> [Data entries]:
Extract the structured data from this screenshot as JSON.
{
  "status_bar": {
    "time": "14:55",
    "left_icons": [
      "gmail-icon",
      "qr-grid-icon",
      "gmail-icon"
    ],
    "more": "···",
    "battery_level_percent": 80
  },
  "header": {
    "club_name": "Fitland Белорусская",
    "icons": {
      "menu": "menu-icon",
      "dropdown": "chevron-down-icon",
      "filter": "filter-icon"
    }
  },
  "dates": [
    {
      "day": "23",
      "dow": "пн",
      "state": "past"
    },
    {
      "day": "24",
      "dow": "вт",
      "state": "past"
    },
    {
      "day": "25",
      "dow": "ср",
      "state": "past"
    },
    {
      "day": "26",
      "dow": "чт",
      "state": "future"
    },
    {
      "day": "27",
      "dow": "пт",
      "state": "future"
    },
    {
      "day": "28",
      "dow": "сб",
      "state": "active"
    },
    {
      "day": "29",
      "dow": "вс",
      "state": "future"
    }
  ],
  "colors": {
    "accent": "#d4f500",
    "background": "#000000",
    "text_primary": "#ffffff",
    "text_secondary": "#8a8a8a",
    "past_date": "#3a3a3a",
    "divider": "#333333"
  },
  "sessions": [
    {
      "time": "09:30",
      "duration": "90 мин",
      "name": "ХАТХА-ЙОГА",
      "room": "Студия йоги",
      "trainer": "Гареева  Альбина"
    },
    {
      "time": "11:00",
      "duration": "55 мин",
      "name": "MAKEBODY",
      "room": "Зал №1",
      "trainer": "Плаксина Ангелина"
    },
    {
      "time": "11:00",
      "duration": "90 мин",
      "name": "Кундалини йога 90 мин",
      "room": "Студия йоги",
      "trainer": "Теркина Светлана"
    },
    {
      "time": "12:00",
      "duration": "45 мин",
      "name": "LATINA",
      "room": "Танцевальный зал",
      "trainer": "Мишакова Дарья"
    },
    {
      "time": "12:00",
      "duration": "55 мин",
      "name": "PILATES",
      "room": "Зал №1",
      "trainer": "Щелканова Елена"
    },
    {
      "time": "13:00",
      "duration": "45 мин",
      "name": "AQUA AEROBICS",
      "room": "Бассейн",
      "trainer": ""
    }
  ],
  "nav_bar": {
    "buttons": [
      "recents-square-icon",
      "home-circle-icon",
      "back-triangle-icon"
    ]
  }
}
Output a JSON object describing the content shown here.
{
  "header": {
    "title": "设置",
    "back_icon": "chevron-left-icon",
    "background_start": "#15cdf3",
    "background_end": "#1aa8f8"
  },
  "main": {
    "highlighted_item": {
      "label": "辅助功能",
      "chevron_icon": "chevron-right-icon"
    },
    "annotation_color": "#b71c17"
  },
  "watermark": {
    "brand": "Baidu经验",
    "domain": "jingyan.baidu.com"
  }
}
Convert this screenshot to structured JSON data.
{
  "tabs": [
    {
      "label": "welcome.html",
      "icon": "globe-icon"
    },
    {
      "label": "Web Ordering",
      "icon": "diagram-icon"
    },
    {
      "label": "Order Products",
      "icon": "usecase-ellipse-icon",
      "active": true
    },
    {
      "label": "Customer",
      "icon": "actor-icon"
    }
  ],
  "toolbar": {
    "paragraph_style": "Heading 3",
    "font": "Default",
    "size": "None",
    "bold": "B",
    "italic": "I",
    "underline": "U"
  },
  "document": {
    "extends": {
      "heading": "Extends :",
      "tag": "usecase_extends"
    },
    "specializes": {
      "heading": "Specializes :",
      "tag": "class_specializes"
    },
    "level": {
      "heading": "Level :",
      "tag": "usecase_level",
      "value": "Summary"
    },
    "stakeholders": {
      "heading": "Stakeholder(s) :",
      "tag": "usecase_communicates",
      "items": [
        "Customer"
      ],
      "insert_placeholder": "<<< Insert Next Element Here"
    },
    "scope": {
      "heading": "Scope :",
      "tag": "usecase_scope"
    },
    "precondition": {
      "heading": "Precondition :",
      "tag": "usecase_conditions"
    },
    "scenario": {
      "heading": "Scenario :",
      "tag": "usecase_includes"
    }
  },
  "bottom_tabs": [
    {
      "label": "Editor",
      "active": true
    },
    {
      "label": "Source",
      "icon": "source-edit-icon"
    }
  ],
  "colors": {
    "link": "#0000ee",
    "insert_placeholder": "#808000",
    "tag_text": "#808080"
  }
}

> [Aim of the exercise]: From the data, list each line in which the string "time" appears.

> [Solution below]:
    "time": "14:55",
      "time": "09:30",
      "time": "11:00",
      "time": "11:00",
      "time": "12:00",
      "time": "12:00",
      "time": "13:00",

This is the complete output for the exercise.